┌──
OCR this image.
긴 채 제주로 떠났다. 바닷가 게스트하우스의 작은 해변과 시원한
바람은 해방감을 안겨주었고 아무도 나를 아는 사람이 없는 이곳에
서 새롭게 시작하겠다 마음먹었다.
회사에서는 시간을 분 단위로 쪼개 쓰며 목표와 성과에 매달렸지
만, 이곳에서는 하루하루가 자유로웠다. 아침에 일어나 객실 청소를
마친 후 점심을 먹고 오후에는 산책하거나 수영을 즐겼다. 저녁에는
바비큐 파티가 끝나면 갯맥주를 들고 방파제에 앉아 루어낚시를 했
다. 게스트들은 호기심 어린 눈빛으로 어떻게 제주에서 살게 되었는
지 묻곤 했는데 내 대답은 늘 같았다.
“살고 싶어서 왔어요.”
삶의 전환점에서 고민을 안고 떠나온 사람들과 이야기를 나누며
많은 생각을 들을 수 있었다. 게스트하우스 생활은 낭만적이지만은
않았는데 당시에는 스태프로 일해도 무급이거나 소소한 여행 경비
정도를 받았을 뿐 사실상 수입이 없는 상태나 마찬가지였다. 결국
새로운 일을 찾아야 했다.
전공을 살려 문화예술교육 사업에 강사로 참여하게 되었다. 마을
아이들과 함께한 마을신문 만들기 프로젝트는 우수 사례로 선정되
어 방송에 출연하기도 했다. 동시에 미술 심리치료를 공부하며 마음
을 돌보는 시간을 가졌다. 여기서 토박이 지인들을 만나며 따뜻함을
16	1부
└──
## Aim
Copy all of the material word for word.

## Response
OCR this image.
긴 채 제주로 떠났다. 바닷가 게스트하우스의 작은 해변과 시원한
바람은 해방감을 안겨주었고 아무도 나를 아는 사람이 없는 이곳에
서 새롭게 시작하겠다 마음먹었다.
회사에서는 시간을 분 단위로 쪼개 쓰며 목표와 성과에 매달렸지
만, 이곳에서는 하루하루가 자유로웠다. 아침에 일어나 객실 청소를
마친 후 점심을 먹고 오후에는 산책하거나 수영을 즐겼다. 저녁에는
바비큐 파티가 끝나면 갯맥주를 들고 방파제에 앉아 루어낚시를 했
다. 게스트들은 호기심 어린 눈빛으로 어떻게 제주에서 살게 되었는
지 묻곤 했는데 내 대답은 늘 같았다.
“살고 싶어서 왔어요.”
삶의 전환점에서 고민을 안고 떠나온 사람들과 이야기를 나누며
많은 생각을 들을 수 있었다. 게스트하우스 생활은 낭만적이지만은
않았는데 당시에는 스태프로 일해도 무급이거나 소소한 여행 경비
정도를 받았을 뿐 사실상 수입이 없는 상태나 마찬가지였다. 결국
새로운 일을 찾아야 했다.
전공을 살려 문화예술교육 사업에 강사로 참여하게 되었다. 마을
아이들과 함께한 마을신문 만들기 프로젝트는 우수 사례로 선정되
어 방송에 출연하기도 했다. 동시에 미술 심리치료를 공부하며 마음
을 돌보는 시간을 가졌다. 여기서 토박이 지인들을 만나며 따뜻함을
16	1부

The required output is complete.